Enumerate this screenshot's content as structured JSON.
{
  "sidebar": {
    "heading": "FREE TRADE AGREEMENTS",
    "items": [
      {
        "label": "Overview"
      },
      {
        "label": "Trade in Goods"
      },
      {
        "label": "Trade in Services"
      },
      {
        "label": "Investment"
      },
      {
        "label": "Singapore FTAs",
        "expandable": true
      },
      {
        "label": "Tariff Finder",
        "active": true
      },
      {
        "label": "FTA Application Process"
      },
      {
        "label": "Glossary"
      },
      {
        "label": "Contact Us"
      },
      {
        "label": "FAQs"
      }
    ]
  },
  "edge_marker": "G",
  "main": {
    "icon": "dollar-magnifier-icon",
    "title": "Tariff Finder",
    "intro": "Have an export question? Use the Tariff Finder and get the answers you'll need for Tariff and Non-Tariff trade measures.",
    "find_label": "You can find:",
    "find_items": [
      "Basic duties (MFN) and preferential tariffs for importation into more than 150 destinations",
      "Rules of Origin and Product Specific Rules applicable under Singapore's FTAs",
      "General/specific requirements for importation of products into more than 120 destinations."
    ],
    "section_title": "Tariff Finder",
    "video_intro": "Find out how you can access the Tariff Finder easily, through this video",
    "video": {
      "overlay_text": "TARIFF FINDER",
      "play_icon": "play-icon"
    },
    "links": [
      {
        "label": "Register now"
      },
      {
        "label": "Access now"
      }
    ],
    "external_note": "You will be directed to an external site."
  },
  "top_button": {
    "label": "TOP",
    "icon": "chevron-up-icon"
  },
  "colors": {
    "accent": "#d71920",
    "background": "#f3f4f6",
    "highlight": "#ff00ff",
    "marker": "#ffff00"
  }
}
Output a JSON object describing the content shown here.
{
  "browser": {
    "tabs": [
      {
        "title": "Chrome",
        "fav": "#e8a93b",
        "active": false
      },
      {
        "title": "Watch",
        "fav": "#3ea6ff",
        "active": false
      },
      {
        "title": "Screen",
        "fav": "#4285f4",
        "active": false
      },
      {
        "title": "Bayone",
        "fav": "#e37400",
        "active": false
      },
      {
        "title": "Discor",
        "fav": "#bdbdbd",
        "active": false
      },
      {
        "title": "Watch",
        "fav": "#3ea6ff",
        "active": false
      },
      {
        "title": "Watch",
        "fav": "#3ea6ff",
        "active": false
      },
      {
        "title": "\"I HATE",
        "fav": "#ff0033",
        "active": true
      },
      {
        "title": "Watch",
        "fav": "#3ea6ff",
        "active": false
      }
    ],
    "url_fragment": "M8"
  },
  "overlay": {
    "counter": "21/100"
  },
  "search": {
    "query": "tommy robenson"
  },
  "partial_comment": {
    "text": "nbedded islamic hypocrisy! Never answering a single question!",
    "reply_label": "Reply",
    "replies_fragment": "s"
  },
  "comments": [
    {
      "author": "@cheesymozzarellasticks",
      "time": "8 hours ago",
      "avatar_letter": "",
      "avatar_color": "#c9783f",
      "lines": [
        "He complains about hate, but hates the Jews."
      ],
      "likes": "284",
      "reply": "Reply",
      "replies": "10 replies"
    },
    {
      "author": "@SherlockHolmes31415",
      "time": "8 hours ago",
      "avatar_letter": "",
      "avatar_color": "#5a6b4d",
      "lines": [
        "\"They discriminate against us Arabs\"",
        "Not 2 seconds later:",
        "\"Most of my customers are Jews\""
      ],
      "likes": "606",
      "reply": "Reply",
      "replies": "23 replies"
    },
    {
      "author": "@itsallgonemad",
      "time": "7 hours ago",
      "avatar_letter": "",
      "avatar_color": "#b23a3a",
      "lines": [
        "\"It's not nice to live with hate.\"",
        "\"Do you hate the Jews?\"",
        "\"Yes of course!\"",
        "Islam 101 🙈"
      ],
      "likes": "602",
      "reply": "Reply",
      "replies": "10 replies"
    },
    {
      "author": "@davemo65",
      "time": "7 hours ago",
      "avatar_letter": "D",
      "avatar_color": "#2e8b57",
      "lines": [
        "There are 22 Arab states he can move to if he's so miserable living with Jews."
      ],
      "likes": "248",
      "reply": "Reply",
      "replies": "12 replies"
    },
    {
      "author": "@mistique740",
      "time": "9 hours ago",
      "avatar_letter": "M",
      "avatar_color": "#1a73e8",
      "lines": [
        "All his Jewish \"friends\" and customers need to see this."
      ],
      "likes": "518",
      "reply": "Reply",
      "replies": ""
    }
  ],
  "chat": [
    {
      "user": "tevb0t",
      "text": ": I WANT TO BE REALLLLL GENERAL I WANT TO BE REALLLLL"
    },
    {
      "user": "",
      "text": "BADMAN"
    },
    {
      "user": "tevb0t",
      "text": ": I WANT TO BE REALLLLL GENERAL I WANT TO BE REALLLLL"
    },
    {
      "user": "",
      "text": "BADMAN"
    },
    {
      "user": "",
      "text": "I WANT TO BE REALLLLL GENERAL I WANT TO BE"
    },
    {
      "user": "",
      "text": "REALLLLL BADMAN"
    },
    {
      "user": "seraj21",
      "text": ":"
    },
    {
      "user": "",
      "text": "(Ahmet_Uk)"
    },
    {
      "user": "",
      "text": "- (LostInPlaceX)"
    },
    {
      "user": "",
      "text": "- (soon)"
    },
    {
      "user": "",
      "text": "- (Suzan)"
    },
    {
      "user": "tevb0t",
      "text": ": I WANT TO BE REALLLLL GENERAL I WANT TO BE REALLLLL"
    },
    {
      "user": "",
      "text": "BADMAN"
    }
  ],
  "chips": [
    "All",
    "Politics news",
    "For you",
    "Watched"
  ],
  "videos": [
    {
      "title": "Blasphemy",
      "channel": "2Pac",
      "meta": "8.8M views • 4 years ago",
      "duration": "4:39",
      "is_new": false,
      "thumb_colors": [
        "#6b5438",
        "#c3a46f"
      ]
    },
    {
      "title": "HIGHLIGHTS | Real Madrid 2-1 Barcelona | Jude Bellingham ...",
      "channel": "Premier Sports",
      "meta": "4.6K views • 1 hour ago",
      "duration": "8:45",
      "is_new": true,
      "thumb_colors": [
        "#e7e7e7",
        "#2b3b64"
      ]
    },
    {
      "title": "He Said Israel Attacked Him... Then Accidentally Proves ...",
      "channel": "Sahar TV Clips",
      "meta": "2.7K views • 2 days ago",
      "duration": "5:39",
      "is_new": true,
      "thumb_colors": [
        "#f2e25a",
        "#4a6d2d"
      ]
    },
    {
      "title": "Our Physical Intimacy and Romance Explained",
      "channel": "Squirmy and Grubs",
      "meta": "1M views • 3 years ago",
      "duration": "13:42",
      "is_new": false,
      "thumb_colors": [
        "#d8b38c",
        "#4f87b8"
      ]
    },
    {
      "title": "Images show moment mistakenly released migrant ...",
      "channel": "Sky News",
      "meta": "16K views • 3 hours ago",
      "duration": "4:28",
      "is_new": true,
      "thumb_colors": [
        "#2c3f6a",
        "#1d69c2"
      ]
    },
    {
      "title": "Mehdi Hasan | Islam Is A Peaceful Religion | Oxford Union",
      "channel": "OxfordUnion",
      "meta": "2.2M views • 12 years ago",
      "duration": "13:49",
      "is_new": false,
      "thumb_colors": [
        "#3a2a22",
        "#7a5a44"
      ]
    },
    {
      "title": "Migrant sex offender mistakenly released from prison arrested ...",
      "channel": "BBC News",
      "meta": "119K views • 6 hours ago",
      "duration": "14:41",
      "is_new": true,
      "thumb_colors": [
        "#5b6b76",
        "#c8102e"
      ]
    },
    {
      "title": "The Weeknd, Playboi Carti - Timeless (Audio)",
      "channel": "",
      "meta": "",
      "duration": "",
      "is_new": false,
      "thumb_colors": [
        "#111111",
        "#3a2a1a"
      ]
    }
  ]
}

Stated problem:
Working from the material above, retype it in its entirety without change.

Answer to the task:
Enumerate this screenshot's content as structured JSON.
{
  "sidebar": {
    "heading": "FREE TRADE AGREEMENTS",
    "items": [
      {
        "label": "Overview"
      },
      {
        "label": "Trade in Goods"
      },
      {
        "label": "Trade in Services"
      },
      {
        "label": "Investment"
      },
      {
        "label": "Singapore FTAs",
        "expandable": true
      },
      {
        "label": "Tariff Finder",
        "active": true
      },
      {
        "label": "FTA Application Process"
      },
      {
        "label": "Glossary"
      },
      {
        "label": "Contact Us"
      },
      {
        "label": "FAQs"
      }
    ]
  },
  "edge_marker": "G",
  "main": {
    "icon": "dollar-magnifier-icon",
    "title": "Tariff Finder",
    "intro": "Have an export question? Use the Tariff Finder and get the answers you'll need for Tariff and Non-Tariff trade measures.",
    "find_label": "You can find:",
    "find_items": [
      "Basic duties (MFN) and preferential tariffs for importation into more than 150 destinations",
      "Rules of Origin and Product Specific Rules applicable under Singapore's FTAs",
      "General/specific requirements for importation of products into more than 120 destinations."
    ],
    "section_title": "Tariff Finder",
    "video_intro": "Find out how you can access the Tariff Finder easily, through this video",
    "video": {
      "overlay_text": "TARIFF FINDER",
      "play_icon": "play-icon"
    },
    "links": [
      {
        "label": "Register now"
      },
      {
        "label": "Access now"
      }
    ],
    "external_note": "You will be directed to an external site."
  },
  "top_button": {
    "label": "TOP",
    "icon": "chevron-up-icon"
  },
  "colors": {
    "accent": "#d71920",
    "background": "#f3f4f6",
    "highlight": "#ff00ff",
    "marker": "#ffff00"
  }
}
Output a JSON object describing the content shown here.
{
  "browser": {
    "tabs": [
      {
        "title": "Chrome",
        "fav": "#e8a93b",
        "active": false
      },
      {
        "title": "Watch",
        "fav": "#3ea6ff",
        "active": false
      },
      {
        "title": "Screen",
        "fav": "#4285f4",
        "active": false
      },
      {
        "title": "Bayone",
        "fav": "#e37400",
        "active": false
      },
      {
        "title": "Discor",
        "fav": "#bdbdbd",
        "active": false
      },
      {
        "title": "Watch",
        "fav": "#3ea6ff",
        "active": false
      },
      {
        "title": "Watch",
        "fav": "#3ea6ff",
        "active": false
      },
      {
        "title": "\"I HATE",
        "fav": "#ff0033",
        "active": true
      },
      {
        "title": "Watch",
        "fav": "#3ea6ff",
        "active": false
      }
    ],
    "url_fragment": "M8"
  },
  "overlay": {
    "counter": "21/100"
  },
  "search": {
    "query": "tommy robenson"
  },
  "partial_comment": {
    "text": "nbedded islamic hypocrisy! Never answering a single question!",
    "reply_label": "Reply",
    "replies_fragment": "s"
  },
  "comments": [
    {
      "author": "@cheesymozzarellasticks",
      "time": "8 hours ago",
      "avatar_letter": "",
      "avatar_color": "#c9783f",
      "lines": [
        "He complains about hate, but hates the Jews."
      ],
      "likes": "284",
      "reply": "Reply",
      "replies": "10 replies"
    },
    {
      "author": "@SherlockHolmes31415",
      "time": "8 hours ago",
      "avatar_letter": "",
      "avatar_color": "#5a6b4d",
      "lines": [
        "\"They discriminate against us Arabs\"",
        "Not 2 seconds later:",
        "\"Most of my customers are Jews\""
      ],
      "likes": "606",
      "reply": "Reply",
      "replies": "23 replies"
    },
    {
      "author": "@itsallgonemad",
      "time": "7 hours ago",
      "avatar_letter": "",
      "avatar_color": "#b23a3a",
      "lines": [
        "\"It's not nice to live with hate.\"",
        "\"Do you hate the Jews?\"",
        "\"Yes of course!\"",
        "Islam 101 🙈"
      ],
      "likes": "602",
      "reply": "Reply",
      "replies": "10 replies"
    },
    {
      "author": "@davemo65",
      "time": "7 hours ago",
      "avatar_letter": "D",
      "avatar_color": "#2e8b57",
      "lines": [
        "There are 22 Arab states he can move to if he's so miserable living with Jews."
      ],
      "likes": "248",
      "reply": "Reply",
      "replies": "12 replies"
    },
    {
      "author": "@mistique740",
      "time": "9 hours ago",
      "avatar_letter": "M",
      "avatar_color": "#1a73e8",
      "lines": [
        "All his Jewish \"friends\" and customers need to see this."
      ],
      "likes": "518",
      "reply": "Reply",
      "replies": ""
    }
  ],
  "chat": [
    {
      "user": "tevb0t",
      "text": ": I WANT TO BE REALLLLL GENERAL I WANT TO BE REALLLLL"
    },
    {
      "user": "",
      "text": "BADMAN"
    },
    {
      "user": "tevb0t",
      "text": ": I WANT TO BE REALLLLL GENERAL I WANT TO BE REALLLLL"
    },
    {
      "user": "",
      "text": "BADMAN"
    },
    {
      "user": "",
      "text": "I WANT TO BE REALLLLL GENERAL I WANT TO BE"
    },
    {
      "user": "",
      "text": "REALLLLL BADMAN"
    },
    {
      "user": "seraj21",
      "text": ":"
    },
    {
      "user": "",
      "text": "(Ahmet_Uk)"
    },
    {
      "user": "",
      "text": "- (LostInPlaceX)"
    },
    {
      "user": "",
      "text": "- (soon)"
    },
    {
      "user": "",
      "text": "- (Suzan)"
    },
    {
      "user": "tevb0t",
      "text": ": I WANT TO BE REALLLLL GENERAL I WANT TO BE REALLLLL"
    },
    {
      "user": "",
      "text": "BADMAN"
    }
  ],
  "chips": [
    "All",
    "Politics news",
    "For you",
    "Watched"
  ],
  "videos": [
    {
      "title": "Blasphemy",
      "channel": "2Pac",
      "meta": "8.8M views • 4 years ago",
      "duration": "4:39",
      "is_new": false,
      "thumb_colors": [
        "#6b5438",
        "#c3a46f"
      ]
    },
    {
      "title": "HIGHLIGHTS | Real Madrid 2-1 Barcelona | Jude Bellingham ...",
      "channel": "Premier Sports",
      "meta": "4.6K views • 1 hour ago",
      "duration": "8:45",
      "is_new": true,
      "thumb_colors": [
        "#e7e7e7",
        "#2b3b64"
      ]
    },
    {
      "title": "He Said Israel Attacked Him... Then Accidentally Proves ...",
      "channel": "Sahar TV Clips",
      "meta": "2.7K views • 2 days ago",
      "duration": "5:39",
      "is_new": true,
      "thumb_colors": [
        "#f2e25a",
        "#4a6d2d"
      ]
    },
    {
      "title": "Our Physical Intimacy and Romance Explained",
      "channel": "Squirmy and Grubs",
      "meta": "1M views • 3 years ago",
      "duration": "13:42",
      "is_new": false,
      "thumb_colors": [
        "#d8b38c",
        "#4f87b8"
      ]
    },
    {
      "title": "Images show moment mistakenly released migrant ...",
      "channel": "Sky News",
      "meta": "16K views • 3 hours ago",
      "duration": "4:28",
      "is_new": true,
      "thumb_colors": [
        "#2c3f6a",
        "#1d69c2"
      ]
    },
    {
      "title": "Mehdi Hasan | Islam Is A Peaceful Religion | Oxford Union",
      "channel": "OxfordUnion",
      "meta": "2.2M views • 12 years ago",
      "duration": "13:49",
      "is_new": false,
      "thumb_colors": [
        "#3a2a22",
        "#7a5a44"
      ]
    },
    {
      "title": "Migrant sex offender mistakenly released from prison arrested ...",
      "channel": "BBC News",
      "meta": "119K views • 6 hours ago",
      "duration": "14:41",
      "is_new": true,
      "thumb_colors": [
        "#5b6b76",
        "#c8102e"
      ]
    },
    {
      "title": "The Weeknd, Playboi Carti - Timeless (Audio)",
      "channel": "",
      "meta": "",
      "duration": "",
      "is_new": false,
      "thumb_colors": [
        "#111111",
        "#3a2a1a"
      ]
    }
  ]
}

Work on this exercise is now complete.